__Written request__: Copy out all the lines in the records that include the word "this".

-------

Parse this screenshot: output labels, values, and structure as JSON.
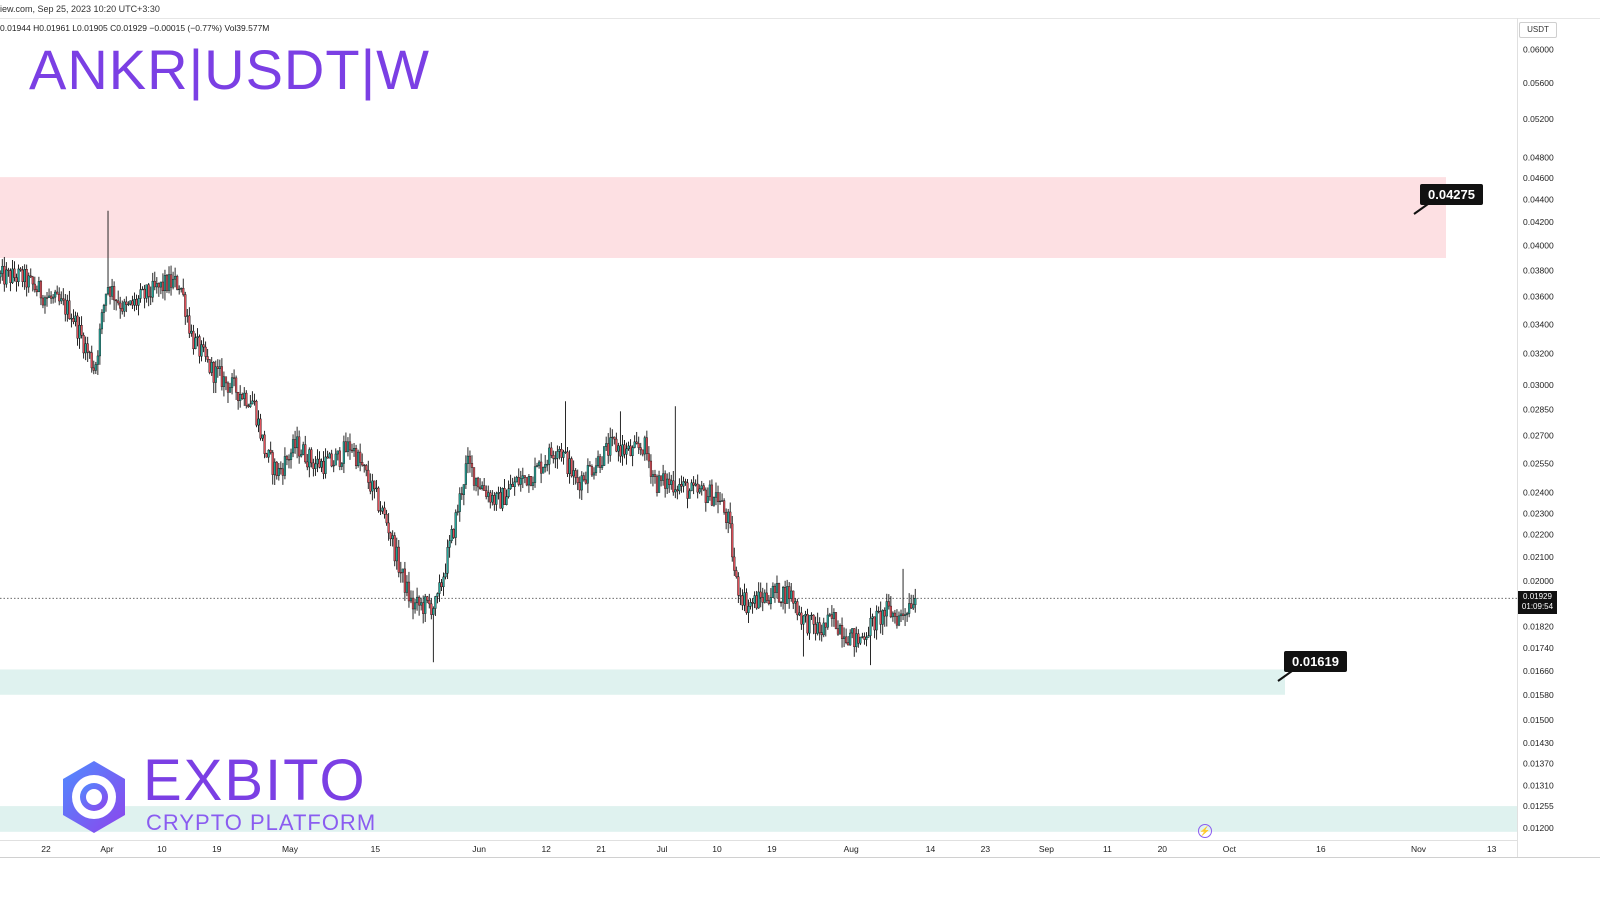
{
  "header": {
    "source_line": "iew.com, Sep 25, 2023 10:20 UTC+3:30",
    "ohlc_line": "0.01944  H0.01961  L0.01905  C0.01929  −0.00015 (−0.77%)  Vol39.577M"
  },
  "title": "ANKR|USDT|W",
  "brand": {
    "name": "EXBITO",
    "tagline": "CRYPTO PLATFORM",
    "color": "#7b3fe4"
  },
  "levels": {
    "resistance_label": "0.04275",
    "support_label": "0.01619"
  },
  "price_axis": {
    "currency": "USDT",
    "last_price": "0.01929",
    "countdown": "01:09:54"
  },
  "colors": {
    "resistance_zone": "#fde0e3",
    "support_zone": "#dff2ef",
    "candle_up": "#26a69a",
    "candle_down": "#e0505a",
    "candle_outline": "#111111",
    "accent": "#7b3fe4"
  },
  "chart_data": {
    "type": "candlestick",
    "y_scale": "log",
    "ylim": [
      0.0117,
      0.0625
    ],
    "y_ticks": [
      "0.06000",
      "0.05600",
      "0.05200",
      "0.04800",
      "0.04600",
      "0.04400",
      "0.04200",
      "0.04000",
      "0.03800",
      "0.03600",
      "0.03400",
      "0.03200",
      "0.03000",
      "0.02850",
      "0.02700",
      "0.02550",
      "0.02400",
      "0.02300",
      "0.02200",
      "0.02100",
      "0.02000",
      "0.01820",
      "0.01740",
      "0.01660",
      "0.01580",
      "0.01500",
      "0.01430",
      "0.01370",
      "0.01310",
      "0.01255",
      "0.01200"
    ],
    "x_ticks": [
      {
        "label": "22",
        "day": 0
      },
      {
        "label": "Apr",
        "day": 10
      },
      {
        "label": "10",
        "day": 19
      },
      {
        "label": "19",
        "day": 28
      },
      {
        "label": "May",
        "day": 40
      },
      {
        "label": "15",
        "day": 54
      },
      {
        "label": "Jun",
        "day": 71
      },
      {
        "label": "12",
        "day": 82
      },
      {
        "label": "21",
        "day": 91
      },
      {
        "label": "Jul",
        "day": 101
      },
      {
        "label": "10",
        "day": 110
      },
      {
        "label": "19",
        "day": 119
      },
      {
        "label": "Aug",
        "day": 132
      },
      {
        "label": "14",
        "day": 145
      },
      {
        "label": "23",
        "day": 154
      },
      {
        "label": "Sep",
        "day": 164
      },
      {
        "label": "11",
        "day": 174
      },
      {
        "label": "20",
        "day": 183
      },
      {
        "label": "Oct",
        "day": 194
      },
      {
        "label": "16",
        "day": 209
      },
      {
        "label": "Nov",
        "day": 225
      },
      {
        "label": "13",
        "day": 237
      }
    ],
    "resistance_zone": [
      0.039,
      0.0461
    ],
    "support_zone": [
      0.0158,
      0.01665
    ],
    "bottom_zone": [
      0.0119,
      0.01255
    ],
    "last_price": 0.01929,
    "anchors": [
      [
        -4,
        0.0375
      ],
      [
        0,
        0.036
      ],
      [
        4,
        0.035
      ],
      [
        8,
        0.031
      ],
      [
        10,
        0.037
      ],
      [
        13,
        0.035
      ],
      [
        16,
        0.036
      ],
      [
        20,
        0.037
      ],
      [
        22,
        0.037
      ],
      [
        24,
        0.033
      ],
      [
        27,
        0.031
      ],
      [
        30,
        0.03
      ],
      [
        34,
        0.029
      ],
      [
        36,
        0.026
      ],
      [
        38,
        0.025
      ],
      [
        41,
        0.0265
      ],
      [
        44,
        0.0255
      ],
      [
        47,
        0.0255
      ],
      [
        50,
        0.0265
      ],
      [
        53,
        0.0245
      ],
      [
        56,
        0.0225
      ],
      [
        58,
        0.0205
      ],
      [
        60,
        0.019
      ],
      [
        64,
        0.019
      ],
      [
        67,
        0.0225
      ],
      [
        69,
        0.0255
      ],
      [
        71,
        0.0245
      ],
      [
        74,
        0.0235
      ],
      [
        77,
        0.0245
      ],
      [
        80,
        0.025
      ],
      [
        84,
        0.0265
      ],
      [
        87,
        0.0245
      ],
      [
        90,
        0.0255
      ],
      [
        93,
        0.0265
      ],
      [
        96,
        0.026
      ],
      [
        98,
        0.0265
      ],
      [
        100,
        0.0245
      ],
      [
        103,
        0.0245
      ],
      [
        106,
        0.024
      ],
      [
        110,
        0.0239
      ],
      [
        112,
        0.0225
      ],
      [
        113,
        0.02
      ],
      [
        115,
        0.019
      ],
      [
        119,
        0.0195
      ],
      [
        122,
        0.0195
      ],
      [
        124,
        0.0185
      ],
      [
        127,
        0.018
      ],
      [
        129,
        0.0185
      ],
      [
        131,
        0.018
      ],
      [
        133,
        0.0176
      ],
      [
        135,
        0.0182
      ],
      [
        138,
        0.0188
      ],
      [
        140,
        0.0185
      ],
      [
        142,
        0.0193
      ]
    ],
    "spikes": [
      {
        "day": 10.2,
        "high": 0.043
      },
      {
        "day": 63.5,
        "low": 0.0169
      },
      {
        "day": 85,
        "high": 0.029
      },
      {
        "day": 94,
        "high": 0.0284
      },
      {
        "day": 103,
        "high": 0.0287
      },
      {
        "day": 110,
        "low": 0.023
      },
      {
        "day": 124,
        "low": 0.0171
      },
      {
        "day": 135,
        "low": 0.0168
      },
      {
        "day": 140.5,
        "high": 0.0205
      }
    ]
  }
}
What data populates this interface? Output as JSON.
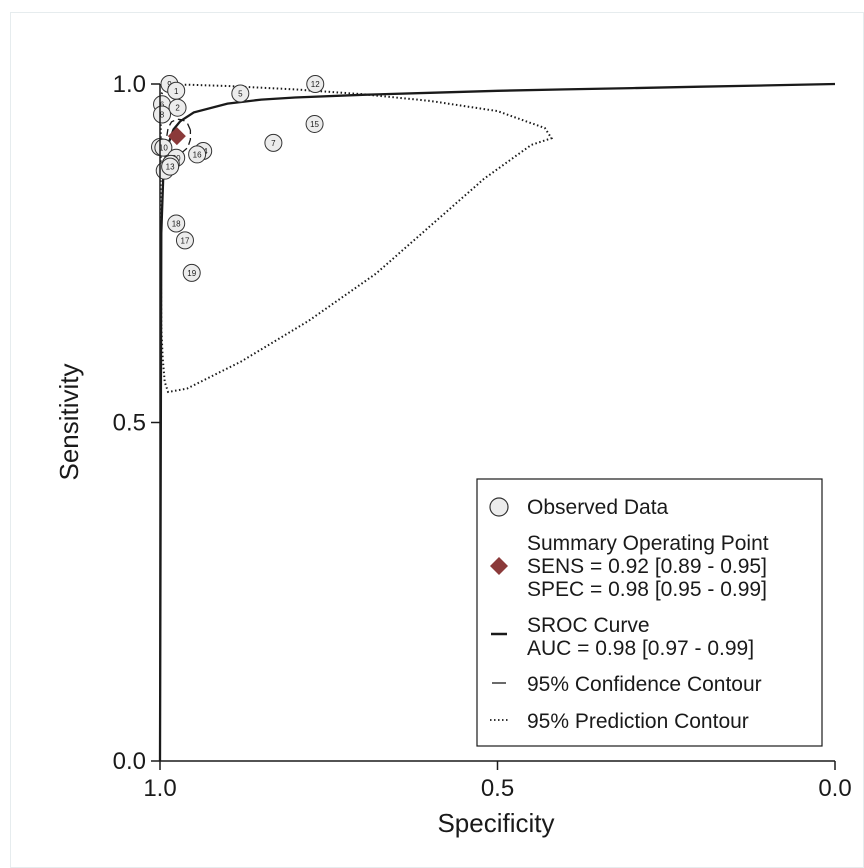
{
  "chart_data": {
    "type": "scatter",
    "xlabel": "Specificity",
    "ylabel": "Sensitivity",
    "xlim": [
      1.0,
      0.0
    ],
    "ylim": [
      0.0,
      1.0
    ],
    "x_ticks": [
      "1.0",
      "0.5",
      "0.0"
    ],
    "y_ticks": [
      "0.0",
      "0.5",
      "1.0"
    ],
    "grid": false,
    "legend_position": "bottom-right",
    "legend": [
      {
        "key": "observed",
        "text": [
          "Observed Data"
        ]
      },
      {
        "key": "summary",
        "text": [
          "Summary Operating Point",
          "SENS = 0.92 [0.89 - 0.95]",
          "SPEC = 0.98 [0.95 - 0.99]"
        ]
      },
      {
        "key": "sroc",
        "text": [
          "SROC Curve",
          "AUC = 0.98 [0.97 - 0.99]"
        ]
      },
      {
        "key": "confidence",
        "text": [
          "95% Confidence Contour"
        ]
      },
      {
        "key": "prediction",
        "text": [
          "95% Prediction Contour"
        ]
      }
    ],
    "studies": [
      {
        "label": "9",
        "spec": 0.986,
        "sens": 1.0
      },
      {
        "label": "12",
        "spec": 0.77,
        "sens": 1.0
      },
      {
        "label": "1",
        "spec": 0.976,
        "sens": 0.99
      },
      {
        "label": "5",
        "spec": 0.881,
        "sens": 0.986
      },
      {
        "label": "6",
        "spec": 0.997,
        "sens": 0.97
      },
      {
        "label": "2",
        "spec": 0.974,
        "sens": 0.965
      },
      {
        "label": "8",
        "spec": 0.997,
        "sens": 0.955
      },
      {
        "label": "15",
        "spec": 0.771,
        "sens": 0.941
      },
      {
        "label": "7",
        "spec": 0.832,
        "sens": 0.913
      },
      {
        "label": "3",
        "spec": 1.0,
        "sens": 0.907
      },
      {
        "label": "10",
        "spec": 0.995,
        "sens": 0.906
      },
      {
        "label": "14",
        "spec": 0.936,
        "sens": 0.901
      },
      {
        "label": "16",
        "spec": 0.945,
        "sens": 0.896
      },
      {
        "label": "20",
        "spec": 0.976,
        "sens": 0.891
      },
      {
        "label": "11",
        "spec": 0.984,
        "sens": 0.882
      },
      {
        "label": "4",
        "spec": 0.993,
        "sens": 0.872
      },
      {
        "label": "13",
        "spec": 0.985,
        "sens": 0.878
      },
      {
        "label": "18",
        "spec": 0.976,
        "sens": 0.794
      },
      {
        "label": "17",
        "spec": 0.963,
        "sens": 0.769
      },
      {
        "label": "19",
        "spec": 0.953,
        "sens": 0.721
      }
    ],
    "summary_point": {
      "spec": 0.975,
      "sens": 0.923,
      "color": "#8b3a3a"
    },
    "sroc_curve": [
      [
        1.0,
        0.0
      ],
      [
        0.998,
        0.78
      ],
      [
        0.995,
        0.87
      ],
      [
        0.99,
        0.905
      ],
      [
        0.98,
        0.933
      ],
      [
        0.97,
        0.945
      ],
      [
        0.95,
        0.958
      ],
      [
        0.9,
        0.971
      ],
      [
        0.85,
        0.977
      ],
      [
        0.8,
        0.98
      ],
      [
        0.7,
        0.984
      ],
      [
        0.6,
        0.987
      ],
      [
        0.5,
        0.99
      ],
      [
        0.4,
        0.992
      ],
      [
        0.3,
        0.994
      ],
      [
        0.2,
        0.996
      ],
      [
        0.1,
        0.998
      ],
      [
        0.0,
        1.0
      ]
    ],
    "confidence_contour": [
      [
        0.955,
        0.932
      ],
      [
        0.959,
        0.941
      ],
      [
        0.966,
        0.947
      ],
      [
        0.975,
        0.948
      ],
      [
        0.983,
        0.944
      ],
      [
        0.988,
        0.935
      ],
      [
        0.99,
        0.923
      ],
      [
        0.988,
        0.911
      ],
      [
        0.983,
        0.902
      ],
      [
        0.975,
        0.898
      ],
      [
        0.966,
        0.9
      ],
      [
        0.959,
        0.906
      ],
      [
        0.955,
        0.918
      ],
      [
        0.955,
        0.932
      ]
    ],
    "prediction_contour": [
      [
        0.998,
        0.64
      ],
      [
        0.996,
        0.595
      ],
      [
        0.993,
        0.56
      ],
      [
        0.988,
        0.545
      ],
      [
        0.96,
        0.55
      ],
      [
        0.88,
        0.59
      ],
      [
        0.78,
        0.65
      ],
      [
        0.68,
        0.72
      ],
      [
        0.6,
        0.79
      ],
      [
        0.52,
        0.86
      ],
      [
        0.45,
        0.91
      ],
      [
        0.42,
        0.92
      ],
      [
        0.43,
        0.935
      ],
      [
        0.5,
        0.96
      ],
      [
        0.6,
        0.975
      ],
      [
        0.7,
        0.985
      ],
      [
        0.8,
        0.992
      ],
      [
        0.9,
        0.997
      ],
      [
        0.96,
        0.999
      ],
      [
        0.99,
        0.998
      ],
      [
        0.998,
        0.985
      ],
      [
        0.999,
        0.95
      ],
      [
        0.999,
        0.88
      ],
      [
        0.999,
        0.78
      ],
      [
        0.998,
        0.64
      ]
    ]
  }
}
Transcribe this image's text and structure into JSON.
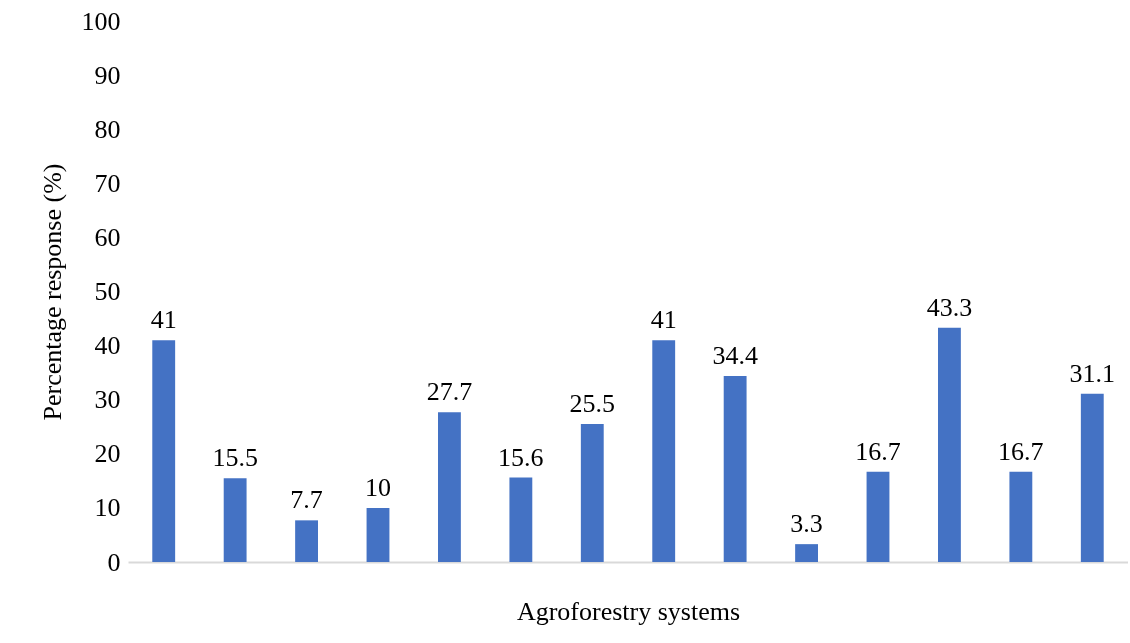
{
  "chart_data": {
    "type": "bar",
    "xlabel": "Agroforestry systems",
    "ylabel": "Percentage response (%)",
    "categories": [
      null,
      null,
      null,
      null,
      null,
      null,
      null,
      null,
      null,
      null,
      null,
      null,
      null,
      null
    ],
    "values": [
      41,
      15.5,
      7.7,
      10,
      27.7,
      15.6,
      25.5,
      41,
      34.4,
      3.3,
      16.7,
      43.3,
      16.7,
      31.1
    ],
    "color": "#4472c4",
    "ylim": [
      0,
      100
    ],
    "yticks": [
      0,
      10,
      20,
      30,
      40,
      50,
      60,
      70,
      80,
      90,
      100
    ],
    "data_labels": true,
    "grid": false,
    "tick_labels": "y"
  }
}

-------

__Written answer__:
Parse this screenshot: output labels, values, and structure as JSON.
What data populates this interface? Output as JSON.
Transcribe this image's text and structure into JSON.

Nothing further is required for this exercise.